<<<<

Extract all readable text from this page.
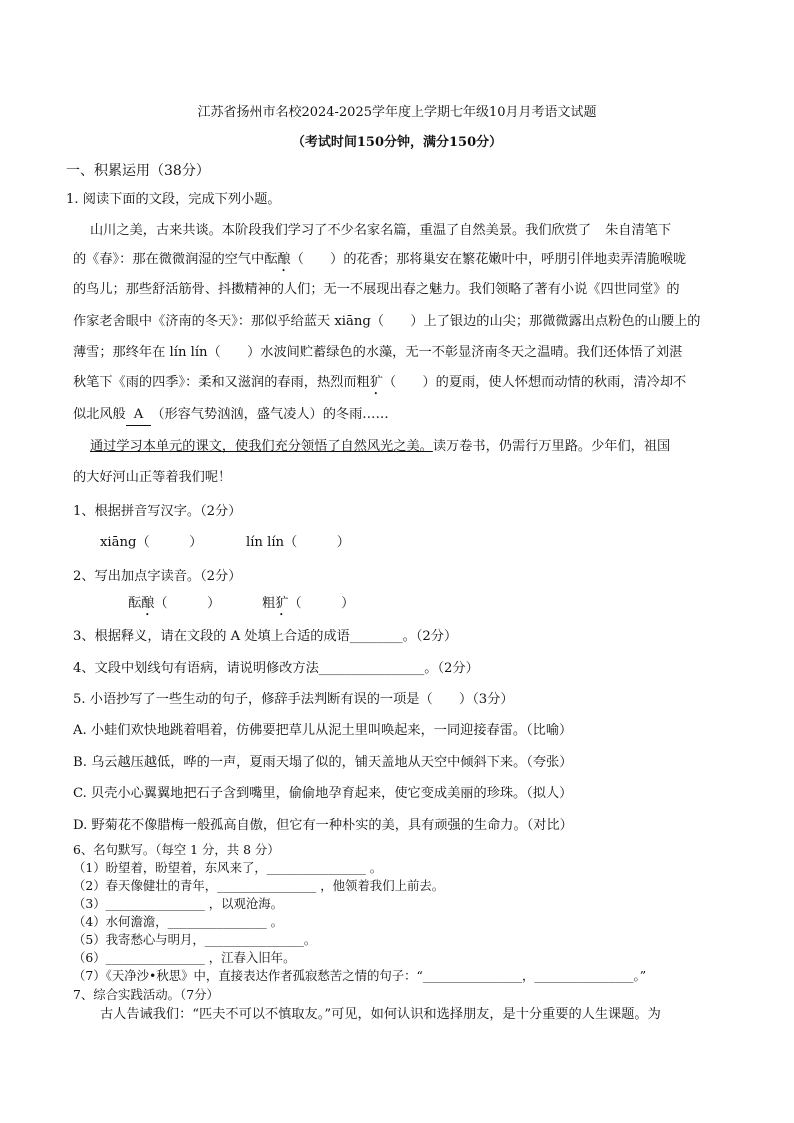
江苏省扬州市名校2024-2025学年度上学期七年级10月月考语文试题
（考试时间150分钟，满分150分）
一、积累运用（38分）
1. 阅读下面的文段，完成下列小题。
山川之美，古来共谈。本阶段我们学习了不少名家名篇，重温了自然美景。我们欣赏了 朱自清笔下
的《春》：那在微微润湿的空气中酝酿（　　）的花香；那将巢安在繁花嫩叶中，呼朋引伴地卖弄清脆喉咙
的鸟儿；那些舒活筋骨、抖擞精神的人们；无一不展现出春之魅力。我们领略了著有小说《四世同堂》的
作家老舍眼中《济南的冬天》：那似乎给蓝天 xiāng（　　）上了银边的山尖；那微微露出点粉色的山腰上的
薄雪；那终年在 lín lín（　　）水波间贮蓄绿色的水藻，无一不彰显济南冬天之温晴。我们还体悟了刘湛
秋笔下《雨的四季》：柔和又滋润的春雨，热烈而粗犷（　　）的夏雨，使人怀想而动情的秋雨，清冷却不
似北风般 A （形容气势汹汹，盛气凌人）的冬雨……
通过学习本单元的课文，使我们充分领悟了自然风光之美。读万卷书，仍需行万里路。少年们，祖国
的大好河山正等着我们呢！
1、根据拼音写汉字。（2分）
xiāng（　　　）	lín lín（　　　）
2、写出加点字读音。（2分）
酝酿（　　　）	粗犷（　　　）
3、根据释义，请在文段的 A 处填上合适的成语________。（2分）
4、文段中划线句有语病，请说明修改方法________________。（2分）
5. 小语抄写了一些生动的句子，修辞手法判断有误的一项是（　　）（3分）
A. 小蛙们欢快地跳着唱着，仿佛要把草儿从泥土里叫唤起来，一同迎接春雷。（比喻）
B. 乌云越压越低，哗的一声，夏雨天塌了似的，铺天盖地从天空中倾斜下来。（夸张）
C. 贝壳小心翼翼地把石子含到嘴里，偷偷地孕育起来，使它变成美丽的珍珠。（拟人）
D. 野菊花不像腊梅一般孤高自傲，但它有一种朴实的美，具有顽强的生命力。（对比）
6、名句默写。（每空 1 分，共 8 分）
（1）盼望着，盼望着，东风来了，________________ 。
（2）春天像健壮的青年，________________ ，他领着我们上前去。
（3）________________ ，以观沧海。
（4）水何澹澹，________________ 。
（5）我寄愁心与明月，________________。
（6）________________ ，江春入旧年。
（7）《天净沙•秋思》中，直接表达作者孤寂愁苦之情的句子：“________________，________________。”
7、综合实践活动。（7分）
古人告诫我们：“匹夫不可以不慎取友。”可见，如何认识和选择朋友，是十分重要的人生课题。为
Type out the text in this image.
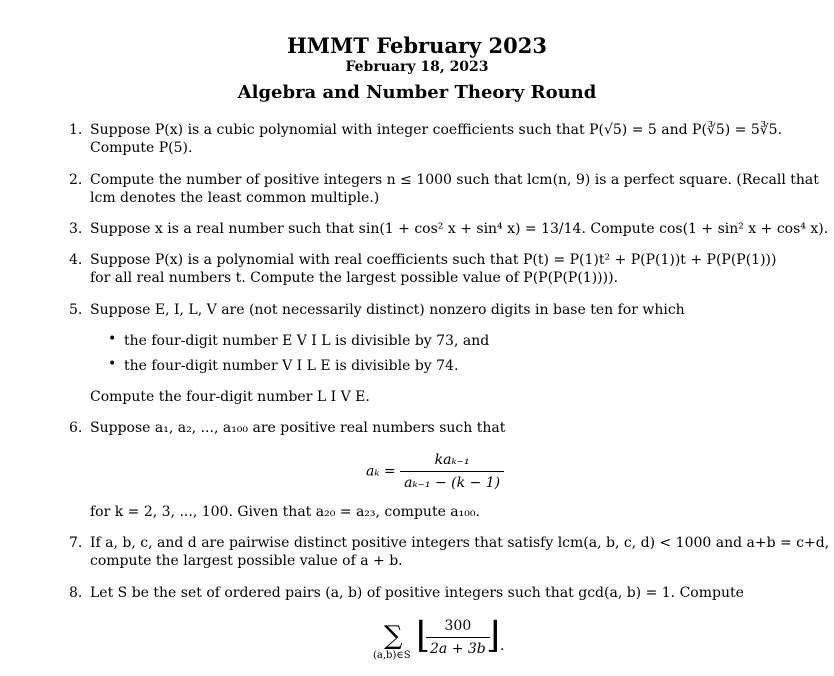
HMMT February 2023
February 18, 2023
Algebra and Number Theory Round
1. Suppose P(x) is a cubic polynomial with integer coefficients such that P(√5) = 5 and P(∛5) = 5∛5.
Compute P(5).
2. Compute the number of positive integers n ≤ 1000 such that lcm(n, 9) is a perfect square. (Recall that
lcm denotes the least common multiple.)
3. Suppose x is a real number such that sin(1 + cos² x + sin⁴ x) = 13/14. Compute cos(1 + sin² x + cos⁴ x).
4. Suppose P(x) is a polynomial with real coefficients such that P(t) = P(1)t² + P(P(1))t + P(P(P(1)))
for all real numbers t. Compute the largest possible value of P(P(P(P(1)))).
5. Suppose E, I, L, V are (not necessarily distinct) nonzero digits in base ten for which
• the four-digit number E V I L is divisible by 73, and
• the four-digit number V I L E is divisible by 74.
Compute the four-digit number L I V E.
6. Suppose a₁, a₂, ..., a₁₀₀ are positive real numbers such that
$a_k = \frac{\text{kaₖ₋₁}}{\text{aₖ₋₁ − (k − 1)}}$
for k = 2, 3, ..., 100. Given that a₂₀ = a₂₃, compute a₁₀₀.
7. If a, b, c, and d are pairwise distinct positive integers that satisfy lcm(a, b, c, d) < 1000 and a+b = c+d,
compute the largest possible value of a + b.
8. Let S be the set of ordered pairs (a, b) of positive integers such that gcd(a, b) = 1. Compute
∑
(a,b)∈S ⌊
$\frac{300}{2a + 3b}$
⌋ .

>>>>

* Exercise description: Make an exact copy of the data, leaving its pictures out.

* Exercise output:
Extract all readable text from this page.
江苏省扬州市名校2024-2025学年度上学期七年级10月月考语文试题
（考试时间150分钟，满分150分）
一、积累运用（38分）
1. 阅读下面的文段，完成下列小题。
山川之美，古来共谈。本阶段我们学习了不少名家名篇，重温了自然美景。我们欣赏了 朱自清笔下
的《春》：那在微微润湿的空气中酝酿（　　）的花香；那将巢安在繁花嫩叶中，呼朋引伴地卖弄清脆喉咙
的鸟儿；那些舒活筋骨、抖擞精神的人们；无一不展现出春之魅力。我们领略了著有小说《四世同堂》的
作家老舍眼中《济南的冬天》：那似乎给蓝天 xiāng（　　）上了银边的山尖；那微微露出点粉色的山腰上的
薄雪；那终年在 lín lín（　　）水波间贮蓄绿色的水藻，无一不彰显济南冬天之温晴。我们还体悟了刘湛
秋笔下《雨的四季》：柔和又滋润的春雨，热烈而粗犷（　　）的夏雨，使人怀想而动情的秋雨，清冷却不
似北风般 A （形容气势汹汹，盛气凌人）的冬雨……
通过学习本单元的课文，使我们充分领悟了自然风光之美。读万卷书，仍需行万里路。少年们，祖国
的大好河山正等着我们呢！
1、根据拼音写汉字。（2分）
xiāng（　　　）	lín lín（　　　）
2、写出加点字读音。（2分）
酝酿（　　　）	粗犷（　　　）
3、根据释义，请在文段的 A 处填上合适的成语________。（2分）
4、文段中划线句有语病，请说明修改方法________________。（2分）
5. 小语抄写了一些生动的句子，修辞手法判断有误的一项是（　　）（3分）
A. 小蛙们欢快地跳着唱着，仿佛要把草儿从泥土里叫唤起来，一同迎接春雷。（比喻）
B. 乌云越压越低，哗的一声，夏雨天塌了似的，铺天盖地从天空中倾斜下来。（夸张）
C. 贝壳小心翼翼地把石子含到嘴里，偷偷地孕育起来，使它变成美丽的珍珠。（拟人）
D. 野菊花不像腊梅一般孤高自傲，但它有一种朴实的美，具有顽强的生命力。（对比）
6、名句默写。（每空 1 分，共 8 分）
（1）盼望着，盼望着，东风来了，________________ 。
（2）春天像健壮的青年，________________ ，他领着我们上前去。
（3）________________ ，以观沧海。
（4）水何澹澹，________________ 。
（5）我寄愁心与明月，________________。
（6）________________ ，江春入旧年。
（7）《天净沙•秋思》中，直接表达作者孤寂愁苦之情的句子：“________________，________________。”
7、综合实践活动。（7分）
古人告诫我们：“匹夫不可以不慎取友。”可见，如何认识和选择朋友，是十分重要的人生课题。为
Type out the text in this image.
HMMT February 2023
February 18, 2023
Algebra and Number Theory Round
1. Suppose P(x) is a cubic polynomial with integer coefficients such that P(√5) = 5 and P(∛5) = 5∛5.
Compute P(5).
2. Compute the number of positive integers n ≤ 1000 such that lcm(n, 9) is a perfect square. (Recall that
lcm denotes the least common multiple.)
3. Suppose x is a real number such that sin(1 + cos² x + sin⁴ x) = 13/14. Compute cos(1 + sin² x + cos⁴ x).
4. Suppose P(x) is a polynomial with real coefficients such that P(t) = P(1)t² + P(P(1))t + P(P(P(1)))
for all real numbers t. Compute the largest possible value of P(P(P(P(1)))).
5. Suppose E, I, L, V are (not necessarily distinct) nonzero digits in base ten for which
• the four-digit number E V I L is divisible by 73, and
• the four-digit number V I L E is divisible by 74.
Compute the four-digit number L I V E.
6. Suppose a₁, a₂, ..., a₁₀₀ are positive real numbers such that
$a_k = \frac{\text{kaₖ₋₁}}{\text{aₖ₋₁ − (k − 1)}}$
for k = 2, 3, ..., 100. Given that a₂₀ = a₂₃, compute a₁₀₀.
7. If a, b, c, and d are pairwise distinct positive integers that satisfy lcm(a, b, c, d) < 1000 and a+b = c+d,
compute the largest possible value of a + b.
8. Let S be the set of ordered pairs (a, b) of positive integers such that gcd(a, b) = 1. Compute
∑
(a,b)∈S ⌊
$\frac{300}{2a + 3b}$
⌋ .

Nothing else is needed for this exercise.